Search the material below for the string "data" and extract each line that has it.

>>>

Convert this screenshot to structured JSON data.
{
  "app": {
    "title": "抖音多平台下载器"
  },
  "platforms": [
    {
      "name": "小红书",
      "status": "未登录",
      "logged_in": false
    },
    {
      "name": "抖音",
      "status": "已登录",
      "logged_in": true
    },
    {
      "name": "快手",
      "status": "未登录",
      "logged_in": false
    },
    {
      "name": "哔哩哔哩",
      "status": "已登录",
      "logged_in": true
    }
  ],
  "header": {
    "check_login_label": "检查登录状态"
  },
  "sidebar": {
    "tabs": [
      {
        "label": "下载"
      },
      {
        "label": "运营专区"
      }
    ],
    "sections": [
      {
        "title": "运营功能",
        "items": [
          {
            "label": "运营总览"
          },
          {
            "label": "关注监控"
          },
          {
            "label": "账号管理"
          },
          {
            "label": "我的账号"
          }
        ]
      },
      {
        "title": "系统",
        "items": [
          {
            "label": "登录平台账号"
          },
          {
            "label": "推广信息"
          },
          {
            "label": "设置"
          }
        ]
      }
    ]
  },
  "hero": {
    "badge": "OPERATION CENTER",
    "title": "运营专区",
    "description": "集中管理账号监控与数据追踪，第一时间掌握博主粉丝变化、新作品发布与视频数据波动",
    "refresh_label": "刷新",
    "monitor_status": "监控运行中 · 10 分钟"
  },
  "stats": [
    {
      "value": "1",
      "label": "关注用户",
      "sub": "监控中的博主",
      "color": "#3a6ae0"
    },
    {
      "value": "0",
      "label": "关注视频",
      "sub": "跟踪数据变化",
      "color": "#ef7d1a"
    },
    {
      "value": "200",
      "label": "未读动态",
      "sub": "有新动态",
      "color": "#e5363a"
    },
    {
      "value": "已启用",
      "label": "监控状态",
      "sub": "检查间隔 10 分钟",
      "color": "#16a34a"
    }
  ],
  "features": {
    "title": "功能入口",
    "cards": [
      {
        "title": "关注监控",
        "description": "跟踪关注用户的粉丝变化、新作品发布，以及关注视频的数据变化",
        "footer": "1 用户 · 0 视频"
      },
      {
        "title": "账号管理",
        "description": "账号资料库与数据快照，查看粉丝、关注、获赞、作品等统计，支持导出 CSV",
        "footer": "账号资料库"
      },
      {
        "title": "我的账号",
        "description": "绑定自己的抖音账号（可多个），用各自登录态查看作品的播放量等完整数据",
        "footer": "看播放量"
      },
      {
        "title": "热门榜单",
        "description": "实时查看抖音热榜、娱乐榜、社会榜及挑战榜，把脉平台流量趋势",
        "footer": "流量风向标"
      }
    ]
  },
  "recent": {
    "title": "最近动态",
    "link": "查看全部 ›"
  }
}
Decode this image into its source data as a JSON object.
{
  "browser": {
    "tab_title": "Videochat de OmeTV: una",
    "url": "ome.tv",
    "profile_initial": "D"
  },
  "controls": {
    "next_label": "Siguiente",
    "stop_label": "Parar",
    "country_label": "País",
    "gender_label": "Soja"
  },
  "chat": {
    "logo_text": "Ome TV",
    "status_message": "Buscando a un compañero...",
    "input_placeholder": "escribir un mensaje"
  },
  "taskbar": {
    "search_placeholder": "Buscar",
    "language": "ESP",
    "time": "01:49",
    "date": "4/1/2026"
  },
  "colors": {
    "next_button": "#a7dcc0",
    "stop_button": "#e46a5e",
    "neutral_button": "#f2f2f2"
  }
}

<<<

**EXPECTED ANSWER**
Convert this screenshot to structured JSON data.
Decode this image into its source data as a JSON object.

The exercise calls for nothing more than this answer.